EXERCISE GOAL:
Gather each line in the entries that includes the string "supported".

RECORDS FOR THIS TASK:
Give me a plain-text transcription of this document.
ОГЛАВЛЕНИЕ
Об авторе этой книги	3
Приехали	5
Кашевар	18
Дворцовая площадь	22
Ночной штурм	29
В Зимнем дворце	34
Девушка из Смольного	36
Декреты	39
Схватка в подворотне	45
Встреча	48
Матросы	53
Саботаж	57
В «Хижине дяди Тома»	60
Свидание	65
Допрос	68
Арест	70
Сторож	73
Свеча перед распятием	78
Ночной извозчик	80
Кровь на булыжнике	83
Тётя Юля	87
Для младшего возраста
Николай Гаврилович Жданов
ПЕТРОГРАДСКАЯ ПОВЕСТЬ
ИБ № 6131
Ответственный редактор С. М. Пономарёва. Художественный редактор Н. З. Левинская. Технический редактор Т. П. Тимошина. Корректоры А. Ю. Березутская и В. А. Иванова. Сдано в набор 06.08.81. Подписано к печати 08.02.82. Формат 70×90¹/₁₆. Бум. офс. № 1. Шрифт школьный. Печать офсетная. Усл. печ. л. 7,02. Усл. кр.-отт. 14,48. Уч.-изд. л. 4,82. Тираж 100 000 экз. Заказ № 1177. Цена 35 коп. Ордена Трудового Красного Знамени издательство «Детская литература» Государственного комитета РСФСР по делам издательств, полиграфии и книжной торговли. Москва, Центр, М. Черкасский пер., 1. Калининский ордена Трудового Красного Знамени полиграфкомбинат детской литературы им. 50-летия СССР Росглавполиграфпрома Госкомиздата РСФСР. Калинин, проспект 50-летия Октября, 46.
==
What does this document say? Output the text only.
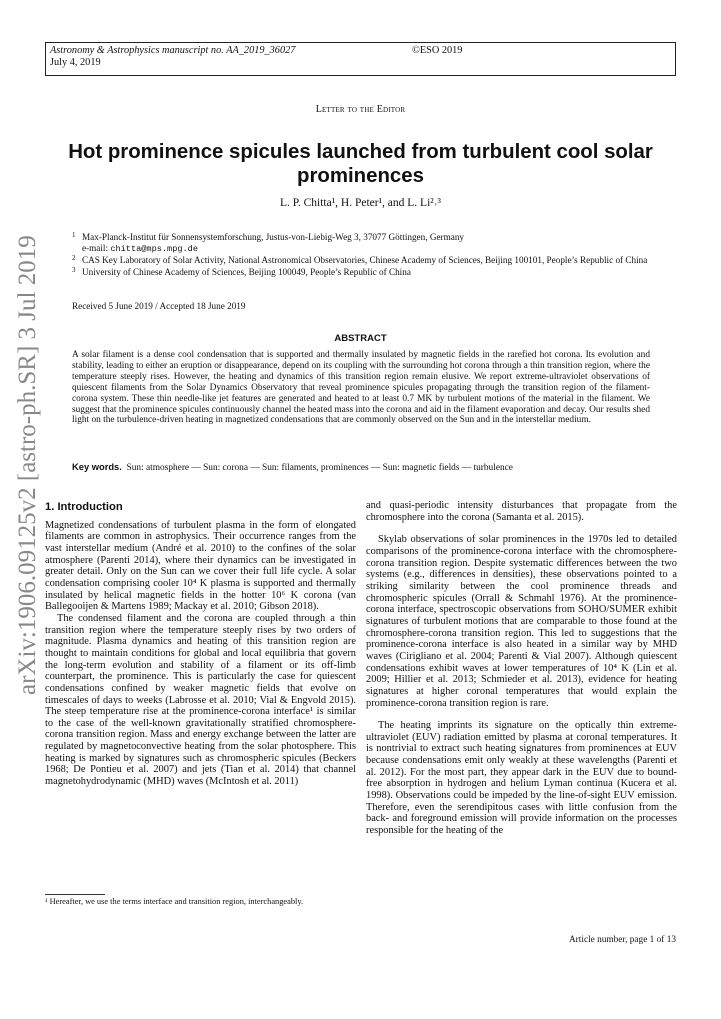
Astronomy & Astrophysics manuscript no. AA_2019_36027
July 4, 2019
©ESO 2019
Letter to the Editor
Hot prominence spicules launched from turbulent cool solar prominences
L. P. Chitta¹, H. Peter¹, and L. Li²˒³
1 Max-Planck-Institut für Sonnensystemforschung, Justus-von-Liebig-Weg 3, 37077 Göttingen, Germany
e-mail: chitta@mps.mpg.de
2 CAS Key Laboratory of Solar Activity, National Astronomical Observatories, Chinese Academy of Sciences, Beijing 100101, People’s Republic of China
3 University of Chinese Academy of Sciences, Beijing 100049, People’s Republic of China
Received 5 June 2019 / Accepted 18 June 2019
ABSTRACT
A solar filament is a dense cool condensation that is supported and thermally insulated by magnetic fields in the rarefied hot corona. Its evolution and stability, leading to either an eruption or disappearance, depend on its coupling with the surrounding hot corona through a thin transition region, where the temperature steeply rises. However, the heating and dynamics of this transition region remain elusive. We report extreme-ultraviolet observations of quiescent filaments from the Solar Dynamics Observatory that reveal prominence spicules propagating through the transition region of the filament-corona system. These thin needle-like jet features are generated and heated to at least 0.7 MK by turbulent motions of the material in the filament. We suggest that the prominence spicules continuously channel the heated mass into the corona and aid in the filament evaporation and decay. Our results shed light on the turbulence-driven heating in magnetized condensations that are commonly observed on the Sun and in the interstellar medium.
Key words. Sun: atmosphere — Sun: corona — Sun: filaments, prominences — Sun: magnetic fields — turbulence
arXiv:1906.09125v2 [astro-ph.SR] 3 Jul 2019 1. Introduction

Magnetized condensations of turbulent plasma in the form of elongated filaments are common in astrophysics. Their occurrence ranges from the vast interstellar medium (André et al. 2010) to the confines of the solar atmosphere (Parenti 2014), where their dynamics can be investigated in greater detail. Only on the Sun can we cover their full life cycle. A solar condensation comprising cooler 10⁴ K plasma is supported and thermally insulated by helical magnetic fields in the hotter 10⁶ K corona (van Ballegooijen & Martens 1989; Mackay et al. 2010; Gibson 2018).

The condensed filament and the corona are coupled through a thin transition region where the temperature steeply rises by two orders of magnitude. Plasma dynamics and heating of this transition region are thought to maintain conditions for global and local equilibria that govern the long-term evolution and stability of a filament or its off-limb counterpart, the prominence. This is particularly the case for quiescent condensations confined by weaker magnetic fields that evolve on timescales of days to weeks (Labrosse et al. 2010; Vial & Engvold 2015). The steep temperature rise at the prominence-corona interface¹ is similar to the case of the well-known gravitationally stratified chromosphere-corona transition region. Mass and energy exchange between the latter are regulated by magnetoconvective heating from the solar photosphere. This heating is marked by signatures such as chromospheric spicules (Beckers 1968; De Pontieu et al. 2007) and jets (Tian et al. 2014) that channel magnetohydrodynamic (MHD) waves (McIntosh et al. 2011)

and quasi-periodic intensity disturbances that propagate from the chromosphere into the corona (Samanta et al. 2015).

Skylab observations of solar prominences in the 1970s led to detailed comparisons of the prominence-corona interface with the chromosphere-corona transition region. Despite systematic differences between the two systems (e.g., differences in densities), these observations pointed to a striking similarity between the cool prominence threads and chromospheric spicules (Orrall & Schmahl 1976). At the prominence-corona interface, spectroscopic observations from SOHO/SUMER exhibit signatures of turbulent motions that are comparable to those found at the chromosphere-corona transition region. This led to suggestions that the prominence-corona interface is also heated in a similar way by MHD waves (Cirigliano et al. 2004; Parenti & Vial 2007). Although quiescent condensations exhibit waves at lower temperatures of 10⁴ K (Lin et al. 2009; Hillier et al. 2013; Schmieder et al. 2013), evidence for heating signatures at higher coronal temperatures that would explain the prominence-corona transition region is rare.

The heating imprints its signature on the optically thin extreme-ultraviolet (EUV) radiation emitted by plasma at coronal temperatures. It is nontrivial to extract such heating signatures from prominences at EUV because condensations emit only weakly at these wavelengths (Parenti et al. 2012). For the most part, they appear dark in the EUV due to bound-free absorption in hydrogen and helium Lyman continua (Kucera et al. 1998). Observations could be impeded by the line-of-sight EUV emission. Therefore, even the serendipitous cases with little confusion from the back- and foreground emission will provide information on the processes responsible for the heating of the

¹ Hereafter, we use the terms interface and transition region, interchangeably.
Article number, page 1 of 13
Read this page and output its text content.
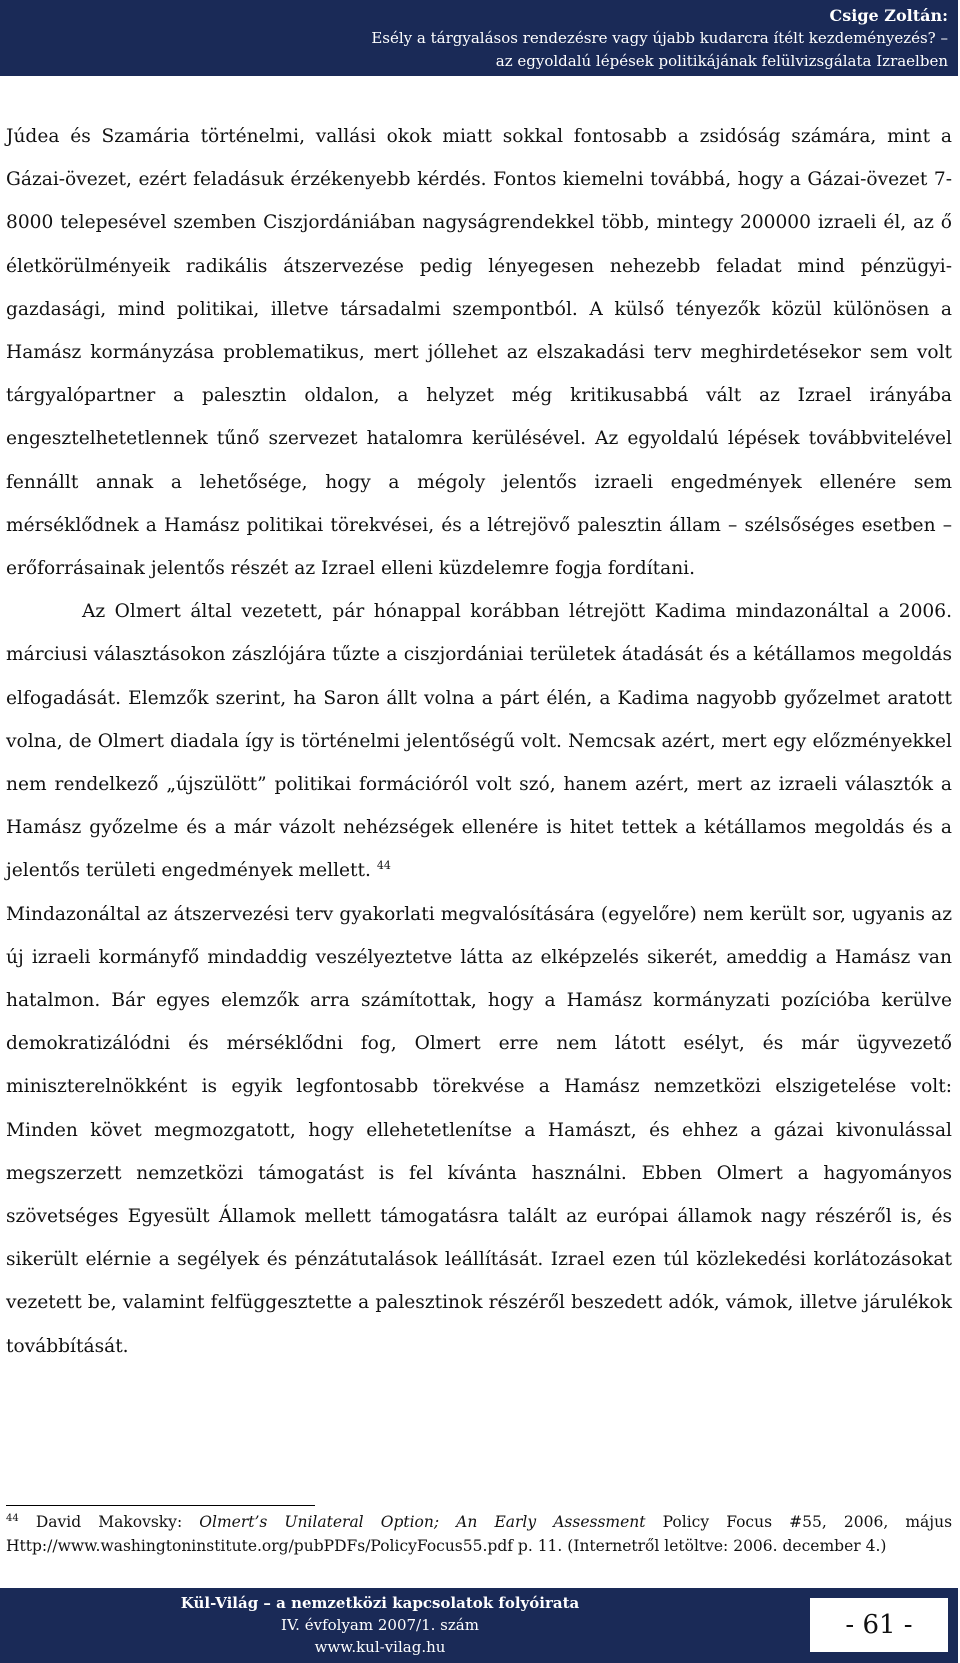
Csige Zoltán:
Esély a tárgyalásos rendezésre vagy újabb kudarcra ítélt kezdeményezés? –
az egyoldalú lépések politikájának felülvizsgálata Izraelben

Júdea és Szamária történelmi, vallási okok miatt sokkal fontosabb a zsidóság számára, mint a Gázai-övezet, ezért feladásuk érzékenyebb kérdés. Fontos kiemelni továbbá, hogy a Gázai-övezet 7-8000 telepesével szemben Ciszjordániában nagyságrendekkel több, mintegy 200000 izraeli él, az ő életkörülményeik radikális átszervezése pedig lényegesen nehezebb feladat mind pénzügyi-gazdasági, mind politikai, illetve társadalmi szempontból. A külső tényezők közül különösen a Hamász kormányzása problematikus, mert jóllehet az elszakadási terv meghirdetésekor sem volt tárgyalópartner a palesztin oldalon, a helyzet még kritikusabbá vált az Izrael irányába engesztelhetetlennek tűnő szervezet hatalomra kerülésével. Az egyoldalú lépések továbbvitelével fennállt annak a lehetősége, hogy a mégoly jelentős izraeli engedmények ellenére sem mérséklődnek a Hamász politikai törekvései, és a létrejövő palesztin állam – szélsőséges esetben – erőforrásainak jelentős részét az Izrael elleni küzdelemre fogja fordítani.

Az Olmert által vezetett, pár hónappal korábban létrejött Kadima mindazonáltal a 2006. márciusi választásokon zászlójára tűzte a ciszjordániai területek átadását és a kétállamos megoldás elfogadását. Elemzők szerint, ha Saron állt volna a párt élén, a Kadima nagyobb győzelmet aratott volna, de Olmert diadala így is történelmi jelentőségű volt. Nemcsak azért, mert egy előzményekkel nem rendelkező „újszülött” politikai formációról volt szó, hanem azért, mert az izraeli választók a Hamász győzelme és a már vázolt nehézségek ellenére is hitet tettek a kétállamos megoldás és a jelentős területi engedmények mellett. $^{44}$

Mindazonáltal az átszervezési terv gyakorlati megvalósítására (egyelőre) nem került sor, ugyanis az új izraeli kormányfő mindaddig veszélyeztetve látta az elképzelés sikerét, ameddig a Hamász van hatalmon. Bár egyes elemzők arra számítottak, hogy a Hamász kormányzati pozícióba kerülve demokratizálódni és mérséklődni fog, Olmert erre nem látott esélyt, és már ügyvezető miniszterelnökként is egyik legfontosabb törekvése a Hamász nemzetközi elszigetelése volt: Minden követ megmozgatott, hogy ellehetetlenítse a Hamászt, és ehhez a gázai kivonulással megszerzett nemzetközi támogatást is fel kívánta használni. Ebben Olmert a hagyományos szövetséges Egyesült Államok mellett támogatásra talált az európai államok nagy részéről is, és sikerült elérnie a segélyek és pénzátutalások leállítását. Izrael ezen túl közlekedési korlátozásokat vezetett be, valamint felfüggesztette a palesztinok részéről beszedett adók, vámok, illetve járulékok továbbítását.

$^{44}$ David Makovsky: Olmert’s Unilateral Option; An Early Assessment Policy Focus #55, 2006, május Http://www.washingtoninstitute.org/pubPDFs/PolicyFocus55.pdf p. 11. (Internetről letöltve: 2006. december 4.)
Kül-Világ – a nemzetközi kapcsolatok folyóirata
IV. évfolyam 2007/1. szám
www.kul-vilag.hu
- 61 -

FINISHED EXERCISE:
A solar filament is a dense cool condensation that is supported and thermally insulated by magnetic fields in the rarefied hot corona. Its evolution and stability, leading to either an eruption or disappearance, depend on its coupling with the surrounding hot corona through a thin transition region, where the temperature steeply rises. However, the heating and dynamics of this transition region remain elusive. We report extreme-ultraviolet observations of quiescent filaments from the Solar Dynamics Observatory that reveal prominence spicules propagating through the transition region of the filament-corona system. These thin needle-like jet features are generated and heated to at least 0.7 MK by turbulent motions of the material in the filament. We suggest that the prominence spicules continuously channel the heated mass into the corona and aid in the filament evaporation and decay. Our results shed light on the turbulence-driven heating in magnetized condensations that are commonly observed on the Sun and in the interstellar medium.
Magnetized condensations of turbulent plasma in the form of elongated filaments are common in astrophysics. Their occurrence ranges from the vast interstellar medium (André et al. 2010) to the confines of the solar atmosphere (Parenti 2014), where their dynamics can be investigated in greater detail. Only on the Sun can we cover their full life cycle. A solar condensation comprising cooler 10⁴ K plasma is supported and thermally insulated by helical magnetic fields in the hotter 10⁶ K corona (van Ballegooijen & Martens 1989; Mackay et al. 2010; Gibson 2018).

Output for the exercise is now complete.